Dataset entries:
------

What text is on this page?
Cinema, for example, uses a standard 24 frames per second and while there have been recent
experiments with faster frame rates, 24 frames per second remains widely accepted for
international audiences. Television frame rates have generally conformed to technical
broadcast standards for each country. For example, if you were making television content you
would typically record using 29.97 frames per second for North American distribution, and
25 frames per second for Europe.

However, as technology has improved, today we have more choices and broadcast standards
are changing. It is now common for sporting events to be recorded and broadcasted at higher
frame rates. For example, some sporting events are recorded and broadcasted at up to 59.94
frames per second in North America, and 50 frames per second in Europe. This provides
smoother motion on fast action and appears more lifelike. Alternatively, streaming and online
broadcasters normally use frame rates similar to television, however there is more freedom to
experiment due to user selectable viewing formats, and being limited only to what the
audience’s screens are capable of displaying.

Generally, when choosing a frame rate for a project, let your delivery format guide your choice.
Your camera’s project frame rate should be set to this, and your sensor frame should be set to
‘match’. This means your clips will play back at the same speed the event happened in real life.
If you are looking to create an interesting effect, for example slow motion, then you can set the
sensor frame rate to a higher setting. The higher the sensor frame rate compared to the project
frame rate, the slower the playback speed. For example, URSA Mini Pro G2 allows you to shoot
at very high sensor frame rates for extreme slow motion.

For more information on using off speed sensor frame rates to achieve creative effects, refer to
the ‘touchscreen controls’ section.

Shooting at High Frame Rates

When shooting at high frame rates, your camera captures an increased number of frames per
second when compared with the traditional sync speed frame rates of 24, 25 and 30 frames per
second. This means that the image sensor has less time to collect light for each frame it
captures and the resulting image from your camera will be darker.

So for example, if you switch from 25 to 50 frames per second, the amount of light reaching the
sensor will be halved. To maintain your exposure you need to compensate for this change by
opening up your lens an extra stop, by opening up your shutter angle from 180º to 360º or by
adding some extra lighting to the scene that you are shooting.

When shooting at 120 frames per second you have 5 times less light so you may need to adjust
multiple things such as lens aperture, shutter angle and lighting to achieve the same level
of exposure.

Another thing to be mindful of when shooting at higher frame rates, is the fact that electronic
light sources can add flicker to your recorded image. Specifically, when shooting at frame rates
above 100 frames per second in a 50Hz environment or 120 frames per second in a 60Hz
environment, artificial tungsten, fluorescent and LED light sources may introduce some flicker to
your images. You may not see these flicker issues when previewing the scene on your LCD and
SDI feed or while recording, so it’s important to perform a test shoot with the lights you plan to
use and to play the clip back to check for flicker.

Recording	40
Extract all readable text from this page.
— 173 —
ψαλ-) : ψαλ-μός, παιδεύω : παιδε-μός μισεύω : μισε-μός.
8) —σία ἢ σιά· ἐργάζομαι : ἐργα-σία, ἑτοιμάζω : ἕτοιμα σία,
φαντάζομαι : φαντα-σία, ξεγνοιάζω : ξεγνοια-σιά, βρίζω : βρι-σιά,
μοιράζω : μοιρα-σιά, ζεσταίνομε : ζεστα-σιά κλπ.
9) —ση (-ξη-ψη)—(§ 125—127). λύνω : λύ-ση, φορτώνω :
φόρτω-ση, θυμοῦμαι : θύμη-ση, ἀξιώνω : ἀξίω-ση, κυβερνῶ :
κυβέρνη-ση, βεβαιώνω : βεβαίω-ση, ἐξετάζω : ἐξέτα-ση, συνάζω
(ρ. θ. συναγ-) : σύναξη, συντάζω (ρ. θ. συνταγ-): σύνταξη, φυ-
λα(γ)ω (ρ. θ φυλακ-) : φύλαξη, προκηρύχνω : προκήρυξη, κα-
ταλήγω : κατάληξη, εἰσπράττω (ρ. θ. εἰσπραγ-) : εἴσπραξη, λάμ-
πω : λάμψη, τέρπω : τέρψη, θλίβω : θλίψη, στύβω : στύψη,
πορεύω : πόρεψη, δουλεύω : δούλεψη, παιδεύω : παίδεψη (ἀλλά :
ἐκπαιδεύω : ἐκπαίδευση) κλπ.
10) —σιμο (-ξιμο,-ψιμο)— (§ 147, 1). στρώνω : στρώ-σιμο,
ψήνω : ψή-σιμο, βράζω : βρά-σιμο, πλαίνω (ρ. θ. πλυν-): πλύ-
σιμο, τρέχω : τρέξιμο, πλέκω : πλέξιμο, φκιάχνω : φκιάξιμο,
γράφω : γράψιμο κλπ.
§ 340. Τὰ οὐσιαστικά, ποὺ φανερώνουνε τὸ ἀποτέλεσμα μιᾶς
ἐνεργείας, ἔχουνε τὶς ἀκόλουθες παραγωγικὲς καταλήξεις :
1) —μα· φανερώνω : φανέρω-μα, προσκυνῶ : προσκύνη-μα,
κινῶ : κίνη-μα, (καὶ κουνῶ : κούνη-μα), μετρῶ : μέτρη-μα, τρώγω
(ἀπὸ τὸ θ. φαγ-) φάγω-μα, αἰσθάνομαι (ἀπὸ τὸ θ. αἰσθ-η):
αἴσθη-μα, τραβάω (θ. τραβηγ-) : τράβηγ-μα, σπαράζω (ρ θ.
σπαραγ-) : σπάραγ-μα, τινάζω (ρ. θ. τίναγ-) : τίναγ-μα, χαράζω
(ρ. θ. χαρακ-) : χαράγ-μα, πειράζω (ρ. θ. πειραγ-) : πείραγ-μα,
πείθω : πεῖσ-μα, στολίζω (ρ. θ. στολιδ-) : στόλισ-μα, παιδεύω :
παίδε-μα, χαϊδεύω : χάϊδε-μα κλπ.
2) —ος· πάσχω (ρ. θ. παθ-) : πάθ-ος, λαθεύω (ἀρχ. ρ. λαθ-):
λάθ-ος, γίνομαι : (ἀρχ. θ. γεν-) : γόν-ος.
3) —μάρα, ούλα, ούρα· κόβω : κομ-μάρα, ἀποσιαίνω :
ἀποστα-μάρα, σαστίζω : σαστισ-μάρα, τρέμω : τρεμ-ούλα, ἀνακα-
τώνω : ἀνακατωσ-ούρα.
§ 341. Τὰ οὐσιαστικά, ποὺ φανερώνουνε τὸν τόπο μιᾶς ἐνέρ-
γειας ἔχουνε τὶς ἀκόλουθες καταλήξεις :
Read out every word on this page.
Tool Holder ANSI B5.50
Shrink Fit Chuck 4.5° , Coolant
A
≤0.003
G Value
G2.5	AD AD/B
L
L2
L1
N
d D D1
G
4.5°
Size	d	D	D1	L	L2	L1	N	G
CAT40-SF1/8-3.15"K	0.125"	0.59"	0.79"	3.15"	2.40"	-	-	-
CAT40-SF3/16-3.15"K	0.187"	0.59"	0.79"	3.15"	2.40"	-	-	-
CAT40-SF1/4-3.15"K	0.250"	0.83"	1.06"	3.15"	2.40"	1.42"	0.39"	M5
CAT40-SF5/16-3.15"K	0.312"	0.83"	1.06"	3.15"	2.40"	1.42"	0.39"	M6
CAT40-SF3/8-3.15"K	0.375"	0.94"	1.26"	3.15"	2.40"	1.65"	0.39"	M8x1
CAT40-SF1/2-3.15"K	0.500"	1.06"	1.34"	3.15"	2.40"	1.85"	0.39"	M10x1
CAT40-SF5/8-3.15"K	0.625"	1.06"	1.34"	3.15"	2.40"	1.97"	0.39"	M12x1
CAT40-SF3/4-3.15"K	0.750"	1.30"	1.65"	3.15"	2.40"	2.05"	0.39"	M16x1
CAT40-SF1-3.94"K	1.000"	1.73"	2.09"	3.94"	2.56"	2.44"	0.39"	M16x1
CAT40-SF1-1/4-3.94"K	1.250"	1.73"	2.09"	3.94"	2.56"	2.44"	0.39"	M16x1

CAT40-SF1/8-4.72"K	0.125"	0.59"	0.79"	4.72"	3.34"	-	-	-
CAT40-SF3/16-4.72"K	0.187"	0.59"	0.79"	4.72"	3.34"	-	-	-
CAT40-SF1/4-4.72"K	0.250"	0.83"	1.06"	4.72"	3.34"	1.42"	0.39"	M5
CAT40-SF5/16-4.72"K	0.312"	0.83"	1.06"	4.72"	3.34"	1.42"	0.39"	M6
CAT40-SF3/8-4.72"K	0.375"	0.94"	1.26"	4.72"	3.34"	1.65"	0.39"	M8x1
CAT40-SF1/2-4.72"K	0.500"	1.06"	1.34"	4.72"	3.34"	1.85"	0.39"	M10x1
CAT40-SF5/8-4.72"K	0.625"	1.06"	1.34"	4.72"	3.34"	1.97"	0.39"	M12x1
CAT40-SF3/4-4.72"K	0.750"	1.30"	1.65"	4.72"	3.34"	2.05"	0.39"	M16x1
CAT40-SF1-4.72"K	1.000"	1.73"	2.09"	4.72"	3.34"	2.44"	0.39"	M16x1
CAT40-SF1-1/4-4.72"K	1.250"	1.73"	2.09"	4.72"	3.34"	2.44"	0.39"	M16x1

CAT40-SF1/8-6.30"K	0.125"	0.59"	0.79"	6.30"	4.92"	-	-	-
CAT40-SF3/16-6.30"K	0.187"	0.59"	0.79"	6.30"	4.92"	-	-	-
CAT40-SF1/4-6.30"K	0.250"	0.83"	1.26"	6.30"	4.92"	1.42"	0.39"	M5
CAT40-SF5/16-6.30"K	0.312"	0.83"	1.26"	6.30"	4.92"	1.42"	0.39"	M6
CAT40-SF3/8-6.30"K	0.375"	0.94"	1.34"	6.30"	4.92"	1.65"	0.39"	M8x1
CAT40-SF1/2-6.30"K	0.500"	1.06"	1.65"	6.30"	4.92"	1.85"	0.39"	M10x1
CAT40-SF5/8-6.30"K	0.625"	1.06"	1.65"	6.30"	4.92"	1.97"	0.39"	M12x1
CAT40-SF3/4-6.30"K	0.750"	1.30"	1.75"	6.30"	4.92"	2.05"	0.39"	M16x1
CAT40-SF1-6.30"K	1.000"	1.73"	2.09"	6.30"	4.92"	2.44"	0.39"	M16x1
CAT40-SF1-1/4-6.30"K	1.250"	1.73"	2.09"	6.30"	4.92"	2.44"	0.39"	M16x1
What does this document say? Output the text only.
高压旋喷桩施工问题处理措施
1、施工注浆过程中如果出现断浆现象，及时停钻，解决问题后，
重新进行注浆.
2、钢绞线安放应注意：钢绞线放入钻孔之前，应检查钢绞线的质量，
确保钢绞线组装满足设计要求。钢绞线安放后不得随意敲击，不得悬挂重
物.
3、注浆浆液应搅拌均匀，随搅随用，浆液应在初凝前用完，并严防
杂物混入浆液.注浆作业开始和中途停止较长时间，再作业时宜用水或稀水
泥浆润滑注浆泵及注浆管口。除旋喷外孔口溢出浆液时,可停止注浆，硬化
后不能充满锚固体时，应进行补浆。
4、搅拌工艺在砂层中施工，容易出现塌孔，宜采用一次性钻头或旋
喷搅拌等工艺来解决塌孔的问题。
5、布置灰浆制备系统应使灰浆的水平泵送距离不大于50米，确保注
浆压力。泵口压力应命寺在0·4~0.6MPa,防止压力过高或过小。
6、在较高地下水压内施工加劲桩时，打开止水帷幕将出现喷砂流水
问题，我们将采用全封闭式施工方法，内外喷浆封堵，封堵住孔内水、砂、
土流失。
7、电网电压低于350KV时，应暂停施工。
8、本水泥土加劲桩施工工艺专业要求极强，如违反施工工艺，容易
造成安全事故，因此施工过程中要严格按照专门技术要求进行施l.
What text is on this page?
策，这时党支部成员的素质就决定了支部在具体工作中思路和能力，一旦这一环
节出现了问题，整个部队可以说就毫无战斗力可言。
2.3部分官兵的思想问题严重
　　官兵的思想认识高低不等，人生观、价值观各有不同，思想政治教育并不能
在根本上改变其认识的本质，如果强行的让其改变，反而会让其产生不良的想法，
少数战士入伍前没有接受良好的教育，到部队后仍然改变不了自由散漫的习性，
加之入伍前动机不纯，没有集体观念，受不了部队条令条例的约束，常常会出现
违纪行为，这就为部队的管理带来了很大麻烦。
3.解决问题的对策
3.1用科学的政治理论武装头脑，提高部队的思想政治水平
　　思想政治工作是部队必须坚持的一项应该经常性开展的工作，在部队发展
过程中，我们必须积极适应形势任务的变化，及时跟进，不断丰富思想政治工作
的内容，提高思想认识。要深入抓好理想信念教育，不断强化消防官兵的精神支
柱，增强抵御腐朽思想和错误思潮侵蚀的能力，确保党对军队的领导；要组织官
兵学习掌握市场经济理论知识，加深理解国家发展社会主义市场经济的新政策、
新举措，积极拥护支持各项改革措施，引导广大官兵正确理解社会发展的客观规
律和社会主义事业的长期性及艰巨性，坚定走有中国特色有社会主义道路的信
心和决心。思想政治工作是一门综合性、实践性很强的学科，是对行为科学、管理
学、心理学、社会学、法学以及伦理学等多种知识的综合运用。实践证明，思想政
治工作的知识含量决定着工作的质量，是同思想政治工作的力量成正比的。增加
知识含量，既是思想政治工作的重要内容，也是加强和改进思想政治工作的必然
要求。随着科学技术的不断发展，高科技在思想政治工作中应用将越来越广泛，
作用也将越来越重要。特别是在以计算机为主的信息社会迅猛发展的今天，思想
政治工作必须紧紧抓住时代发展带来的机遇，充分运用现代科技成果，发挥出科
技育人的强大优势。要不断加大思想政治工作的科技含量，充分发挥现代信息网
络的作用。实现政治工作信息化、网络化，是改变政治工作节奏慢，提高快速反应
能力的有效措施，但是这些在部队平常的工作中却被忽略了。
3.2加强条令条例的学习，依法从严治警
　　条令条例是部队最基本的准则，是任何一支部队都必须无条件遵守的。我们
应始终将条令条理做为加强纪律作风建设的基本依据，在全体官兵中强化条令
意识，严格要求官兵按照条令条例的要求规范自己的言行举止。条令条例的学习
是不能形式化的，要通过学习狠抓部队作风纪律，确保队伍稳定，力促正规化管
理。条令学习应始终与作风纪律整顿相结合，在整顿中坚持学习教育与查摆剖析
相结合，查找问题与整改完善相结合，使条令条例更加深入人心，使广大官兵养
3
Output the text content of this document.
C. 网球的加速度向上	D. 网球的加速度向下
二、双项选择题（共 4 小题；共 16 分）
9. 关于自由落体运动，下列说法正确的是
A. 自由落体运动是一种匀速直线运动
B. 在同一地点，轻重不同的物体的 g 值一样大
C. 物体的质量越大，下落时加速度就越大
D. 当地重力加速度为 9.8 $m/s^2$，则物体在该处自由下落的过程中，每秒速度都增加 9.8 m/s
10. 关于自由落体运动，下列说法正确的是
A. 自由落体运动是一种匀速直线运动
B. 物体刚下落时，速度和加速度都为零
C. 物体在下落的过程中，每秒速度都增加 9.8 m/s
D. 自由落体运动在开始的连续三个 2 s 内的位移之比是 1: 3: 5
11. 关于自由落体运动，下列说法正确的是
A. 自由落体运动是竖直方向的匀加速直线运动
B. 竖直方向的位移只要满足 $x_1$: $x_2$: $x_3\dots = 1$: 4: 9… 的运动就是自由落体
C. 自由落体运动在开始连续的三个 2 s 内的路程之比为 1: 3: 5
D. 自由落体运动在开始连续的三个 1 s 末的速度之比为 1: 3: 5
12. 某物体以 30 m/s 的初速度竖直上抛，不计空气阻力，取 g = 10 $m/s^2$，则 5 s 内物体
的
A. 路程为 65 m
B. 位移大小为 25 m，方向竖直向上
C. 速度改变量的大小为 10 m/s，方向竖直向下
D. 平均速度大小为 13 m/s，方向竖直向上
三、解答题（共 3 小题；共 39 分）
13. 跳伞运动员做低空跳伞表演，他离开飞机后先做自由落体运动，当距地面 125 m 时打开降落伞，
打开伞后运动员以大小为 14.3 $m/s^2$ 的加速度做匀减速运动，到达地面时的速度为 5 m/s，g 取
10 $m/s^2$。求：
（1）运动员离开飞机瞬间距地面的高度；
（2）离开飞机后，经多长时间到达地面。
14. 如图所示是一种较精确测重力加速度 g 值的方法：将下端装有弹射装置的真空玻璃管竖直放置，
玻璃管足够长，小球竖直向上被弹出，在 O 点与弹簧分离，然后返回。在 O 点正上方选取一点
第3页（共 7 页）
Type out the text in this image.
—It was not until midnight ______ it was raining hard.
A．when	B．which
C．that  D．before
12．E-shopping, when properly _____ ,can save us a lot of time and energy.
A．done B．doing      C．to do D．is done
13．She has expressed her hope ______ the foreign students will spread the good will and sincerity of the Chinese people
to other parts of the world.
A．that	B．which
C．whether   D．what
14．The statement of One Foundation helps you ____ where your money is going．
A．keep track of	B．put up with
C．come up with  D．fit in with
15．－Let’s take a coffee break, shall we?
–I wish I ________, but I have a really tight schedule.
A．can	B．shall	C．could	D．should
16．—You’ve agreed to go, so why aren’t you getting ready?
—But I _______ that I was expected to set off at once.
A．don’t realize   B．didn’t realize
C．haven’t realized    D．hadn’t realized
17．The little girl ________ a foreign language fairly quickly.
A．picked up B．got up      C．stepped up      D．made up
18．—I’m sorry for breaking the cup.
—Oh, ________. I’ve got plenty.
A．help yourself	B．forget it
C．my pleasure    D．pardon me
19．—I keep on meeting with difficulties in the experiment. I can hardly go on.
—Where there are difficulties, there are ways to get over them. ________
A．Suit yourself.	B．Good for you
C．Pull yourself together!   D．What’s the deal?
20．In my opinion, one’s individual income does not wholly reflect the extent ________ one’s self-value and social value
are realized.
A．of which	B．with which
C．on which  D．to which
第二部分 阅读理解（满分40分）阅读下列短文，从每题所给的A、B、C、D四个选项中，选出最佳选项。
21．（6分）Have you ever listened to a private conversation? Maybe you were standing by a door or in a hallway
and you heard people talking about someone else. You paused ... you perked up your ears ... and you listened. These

------

*Challenge:*
Go through the lines above. Select every one that has the string "second".

*The result:*
Cinema, for example, uses a standard 24 frames per second and while there have been recent
experiments with faster frame rates, 24 frames per second remains widely accepted for
would typically record using 29.97 frames per second for North American distribution, and
25 frames per second for Europe.
frames per second in North America, and 50 frames per second in Europe. This provides
second when compared with the traditional sync speed frame rates of 24, 25 and 30 frames per
second. This means that the image sensor has less time to collect light for each frame it
So for example, if you switch from 25 to 50 frames per second, the amount of light reaching the
When shooting at 120 frames per second you have 5 times less light so you may need to adjust
above 100 frames per second in a 50Hz environment or 120 frames per second in a 60Hz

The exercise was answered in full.